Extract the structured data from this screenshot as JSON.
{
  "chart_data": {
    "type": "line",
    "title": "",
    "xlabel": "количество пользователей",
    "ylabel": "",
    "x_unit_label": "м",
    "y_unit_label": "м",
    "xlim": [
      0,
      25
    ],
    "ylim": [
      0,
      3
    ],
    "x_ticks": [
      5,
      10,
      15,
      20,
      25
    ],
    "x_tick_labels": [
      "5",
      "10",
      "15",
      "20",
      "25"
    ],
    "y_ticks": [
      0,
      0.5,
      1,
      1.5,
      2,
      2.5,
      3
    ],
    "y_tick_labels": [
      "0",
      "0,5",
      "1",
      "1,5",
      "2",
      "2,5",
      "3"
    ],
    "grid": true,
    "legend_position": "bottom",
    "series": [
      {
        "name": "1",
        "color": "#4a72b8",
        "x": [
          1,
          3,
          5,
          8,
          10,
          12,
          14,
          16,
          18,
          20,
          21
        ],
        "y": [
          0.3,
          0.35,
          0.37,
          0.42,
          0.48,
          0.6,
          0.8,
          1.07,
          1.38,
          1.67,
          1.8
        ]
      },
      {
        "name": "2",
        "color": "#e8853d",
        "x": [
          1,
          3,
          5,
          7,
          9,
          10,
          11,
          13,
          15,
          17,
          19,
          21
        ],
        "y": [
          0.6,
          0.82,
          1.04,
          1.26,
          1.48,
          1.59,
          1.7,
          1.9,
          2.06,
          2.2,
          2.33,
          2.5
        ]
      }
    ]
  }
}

Instruction:
Copy every line exactly. Leave nothing out.

Right answer:
Extract the structured data from this screenshot as JSON.
{
  "chart_data": {
    "type": "line",
    "title": "",
    "xlabel": "количество пользователей",
    "ylabel": "",
    "x_unit_label": "м",
    "y_unit_label": "м",
    "xlim": [
      0,
      25
    ],
    "ylim": [
      0,
      3
    ],
    "x_ticks": [
      5,
      10,
      15,
      20,
      25
    ],
    "x_tick_labels": [
      "5",
      "10",
      "15",
      "20",
      "25"
    ],
    "y_ticks": [
      0,
      0.5,
      1,
      1.5,
      2,
      2.5,
      3
    ],
    "y_tick_labels": [
      "0",
      "0,5",
      "1",
      "1,5",
      "2",
      "2,5",
      "3"
    ],
    "grid": true,
    "legend_position": "bottom",
    "series": [
      {
        "name": "1",
        "color": "#4a72b8",
        "x": [
          1,
          3,
          5,
          8,
          10,
          12,
          14,
          16,
          18,
          20,
          21
        ],
        "y": [
          0.3,
          0.35,
          0.37,
          0.42,
          0.48,
          0.6,
          0.8,
          1.07,
          1.38,
          1.67,
          1.8
        ]
      },
      {
        "name": "2",
        "color": "#e8853d",
        "x": [
          1,
          3,
          5,
          7,
          9,
          10,
          11,
          13,
          15,
          17,
          19,
          21
        ],
        "y": [
          0.6,
          0.82,
          1.04,
          1.26,
          1.48,
          1.59,
          1.7,
          1.9,
          2.06,
          2.2,
          2.33,
          2.5
        ]
      }
    ]
  }
}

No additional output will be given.